§ Extracted text:
Michael Scott Moore (born 1969) is an American journalist and novelist. He is the author of Sweetness and Blood (2010), about the history of surfing, and The Desert and the Sea (2018), a memoir about his captivity in Somalia.

Moore graduated from University of California, San Diego in 1991 with a degree in German Literature. He lives in Berlin and also holds German citizenship. In January 2012, he was abducted in Galkayo, Somalia while researching a book about piracy. Moore was held captive for over two and a half years, and released September 22, 2014. He is a member of the Board of Directors of Hostage US, a non-profit that supports American hostages and their families.

Abduction

Moore traveled to Somalia on a grant from the Pulitzer Center for Crisis Reporting to research a book on piracy. He was abducted by a local gang of pirates in January 2012 in the town of Galkayo. Several days later, two aid workers, Jessica Buchanan and Poul Thisted, also being held by Somali pirates, were rescued by a Navy SEAL operation. The gang holding Moore subsequently demanded $20 million.

American officials and the German Foreign Ministry collaborated on negotiations with the pirates, until Moore was freed September 22, 2014. It took 977 days for Moore to be released by the pirates after 1.6 million dollars was paid.

Career
Moore has published three books, including the novel Too Much of Nothing, published by Carroll & Graf, and the nonfiction history of surfing Sweetness and Blood: How Surfing Spread from Hawaii and California to the Rest of the World, with Some Unexpected Results, published by Rodale in 2010. Sweetness and Blood was named a Best Book of 2010 by The Economist and PopMatters. The Desert and the Sea became a Nielsen besteller in August 2018, shortly after its publication on July 24, 2018.

§ Dataset entries:
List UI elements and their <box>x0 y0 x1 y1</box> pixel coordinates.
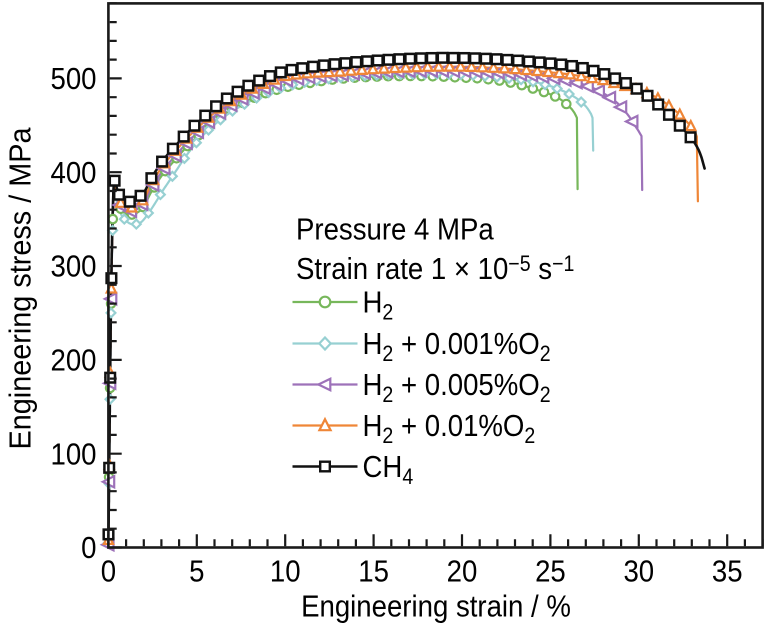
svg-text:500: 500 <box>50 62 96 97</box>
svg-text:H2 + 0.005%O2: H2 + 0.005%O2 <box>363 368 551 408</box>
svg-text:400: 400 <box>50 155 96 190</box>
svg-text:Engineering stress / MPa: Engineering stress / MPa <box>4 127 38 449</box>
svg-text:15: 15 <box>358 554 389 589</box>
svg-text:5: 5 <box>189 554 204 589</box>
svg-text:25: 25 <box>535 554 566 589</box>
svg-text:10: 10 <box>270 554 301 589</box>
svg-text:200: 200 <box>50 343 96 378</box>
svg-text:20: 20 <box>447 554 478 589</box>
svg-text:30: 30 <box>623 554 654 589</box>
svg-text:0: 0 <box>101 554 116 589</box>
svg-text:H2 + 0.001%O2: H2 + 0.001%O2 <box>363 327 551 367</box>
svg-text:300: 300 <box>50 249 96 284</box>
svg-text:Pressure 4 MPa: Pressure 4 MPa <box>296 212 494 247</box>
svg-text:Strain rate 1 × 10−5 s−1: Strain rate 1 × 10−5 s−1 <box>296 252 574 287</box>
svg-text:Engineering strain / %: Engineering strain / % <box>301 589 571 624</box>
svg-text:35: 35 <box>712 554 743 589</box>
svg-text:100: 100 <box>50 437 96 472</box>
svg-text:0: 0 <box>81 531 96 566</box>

...

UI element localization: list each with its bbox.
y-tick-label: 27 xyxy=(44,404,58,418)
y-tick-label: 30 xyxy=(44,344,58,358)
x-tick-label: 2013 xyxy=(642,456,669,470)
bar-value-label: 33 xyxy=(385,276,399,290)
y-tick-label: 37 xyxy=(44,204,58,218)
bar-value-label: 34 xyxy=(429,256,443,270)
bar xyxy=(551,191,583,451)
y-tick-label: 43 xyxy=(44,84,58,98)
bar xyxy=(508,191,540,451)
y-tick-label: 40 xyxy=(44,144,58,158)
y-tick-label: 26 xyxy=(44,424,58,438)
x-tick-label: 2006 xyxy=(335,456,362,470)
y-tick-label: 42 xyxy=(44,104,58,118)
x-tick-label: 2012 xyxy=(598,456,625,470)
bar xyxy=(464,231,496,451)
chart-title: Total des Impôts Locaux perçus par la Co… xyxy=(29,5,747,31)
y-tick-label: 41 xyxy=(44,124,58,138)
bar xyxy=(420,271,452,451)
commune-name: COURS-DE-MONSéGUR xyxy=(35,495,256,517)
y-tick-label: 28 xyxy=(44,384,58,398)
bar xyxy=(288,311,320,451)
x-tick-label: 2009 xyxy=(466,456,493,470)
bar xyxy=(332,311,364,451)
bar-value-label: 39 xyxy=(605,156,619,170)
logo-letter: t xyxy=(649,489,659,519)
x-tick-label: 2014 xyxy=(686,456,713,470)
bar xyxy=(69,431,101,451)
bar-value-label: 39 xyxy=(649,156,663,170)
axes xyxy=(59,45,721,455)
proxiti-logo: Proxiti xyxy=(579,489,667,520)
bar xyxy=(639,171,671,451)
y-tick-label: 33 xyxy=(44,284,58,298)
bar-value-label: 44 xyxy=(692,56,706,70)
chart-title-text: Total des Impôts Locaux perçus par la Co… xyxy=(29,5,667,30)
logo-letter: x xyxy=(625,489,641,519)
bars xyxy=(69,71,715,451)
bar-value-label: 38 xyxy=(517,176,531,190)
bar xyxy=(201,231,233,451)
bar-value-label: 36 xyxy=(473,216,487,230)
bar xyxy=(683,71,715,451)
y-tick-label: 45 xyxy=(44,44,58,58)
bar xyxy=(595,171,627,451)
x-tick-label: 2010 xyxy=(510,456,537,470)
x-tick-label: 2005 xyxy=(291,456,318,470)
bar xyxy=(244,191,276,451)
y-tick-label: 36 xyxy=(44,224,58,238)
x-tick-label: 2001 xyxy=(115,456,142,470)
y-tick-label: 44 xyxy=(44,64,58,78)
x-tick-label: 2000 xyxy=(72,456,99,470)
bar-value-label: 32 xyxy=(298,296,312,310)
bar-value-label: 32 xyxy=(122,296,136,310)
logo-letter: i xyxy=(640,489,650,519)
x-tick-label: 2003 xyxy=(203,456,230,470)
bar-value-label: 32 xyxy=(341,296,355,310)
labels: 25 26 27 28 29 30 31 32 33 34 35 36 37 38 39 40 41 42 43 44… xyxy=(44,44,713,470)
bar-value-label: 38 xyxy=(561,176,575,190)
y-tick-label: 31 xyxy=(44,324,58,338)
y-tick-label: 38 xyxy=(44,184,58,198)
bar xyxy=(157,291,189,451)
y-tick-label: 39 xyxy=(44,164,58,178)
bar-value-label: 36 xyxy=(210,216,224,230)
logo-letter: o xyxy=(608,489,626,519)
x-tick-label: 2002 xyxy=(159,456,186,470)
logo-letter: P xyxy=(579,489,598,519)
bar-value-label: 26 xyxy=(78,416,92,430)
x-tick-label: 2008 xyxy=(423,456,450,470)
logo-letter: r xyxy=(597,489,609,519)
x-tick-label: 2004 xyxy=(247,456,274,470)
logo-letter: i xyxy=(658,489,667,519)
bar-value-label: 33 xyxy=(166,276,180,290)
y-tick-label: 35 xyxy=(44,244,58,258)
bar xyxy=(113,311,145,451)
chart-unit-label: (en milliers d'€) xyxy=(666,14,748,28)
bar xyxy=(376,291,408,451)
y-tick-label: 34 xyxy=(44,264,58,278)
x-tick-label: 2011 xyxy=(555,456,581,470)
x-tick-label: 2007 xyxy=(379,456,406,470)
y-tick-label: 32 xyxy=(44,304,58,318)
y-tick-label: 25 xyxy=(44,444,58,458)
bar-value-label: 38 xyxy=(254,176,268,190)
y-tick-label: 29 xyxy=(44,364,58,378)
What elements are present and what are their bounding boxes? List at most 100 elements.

§ Complete the following:
a) Return the text on Michael Scott Moore exactly as it appears, in full.
b) In the listing, retype the stretch from the line containing "UI element localization: list" through the line containing "y-tick-label: 37 xyxy=(44,204,58,218)" exactly, both of those lines included, and nothing else.

§ Responses in order:
a)
Michael Scott Moore (born 1969) is an American journalist and novelist. He is the author of Sweetness and Blood (2010), about the history of surfing, and The Desert and the Sea (2018), a memoir about his captivity in Somalia.

Moore graduated from University of California, San Diego in 1991 with a degree in German Literature. He lives in Berlin and also holds German citizenship. In January 2012, he was abducted in Galkayo, Somalia while researching a book about piracy. Moore was held captive for over two and a half years, and released September 22, 2014. He is a member of the Board of Directors of Hostage US, a non-profit that supports American hostages and their families.

Abduction

Moore traveled to Somalia on a grant from the Pulitzer Center for Crisis Reporting to research a book on piracy. He was abducted by a local gang of pirates in January 2012 in the town of Galkayo. Several days later, two aid workers, Jessica Buchanan and Poul Thisted, also being held by Somali pirates, were rescued by a Navy SEAL operation. The gang holding Moore subsequently demanded $20 million.

American officials and the German Foreign Ministry collaborated on negotiations with the pirates, until Moore was freed September 22, 2014. It took 977 days for Moore to be released by the pirates after 1.6 million dollars was paid.

Career
Moore has published three books, including the novel Too Much of Nothing, published by Carroll & Graf, and the nonfiction history of surfing Sweetness and Blood: How Surfing Spread from Hawaii and California to the Rest of the World, with Some Unexpected Results, published by Rodale in 2010. Sweetness and Blood was named a Best Book of 2010 by The Economist and PopMatters. The Desert and the Sea became a Nielsen besteller in August 2018, shortly after its publication on July 24, 2018.

b)
UI element localization: list each with its bbox.
y-tick-label: 27 xyxy=(44,404,58,418)
y-tick-label: 30 xyxy=(44,344,58,358)
x-tick-label: 2013 xyxy=(642,456,669,470)
bar-value-label: 33 xyxy=(385,276,399,290)
y-tick-label: 37 xyxy=(44,204,58,218)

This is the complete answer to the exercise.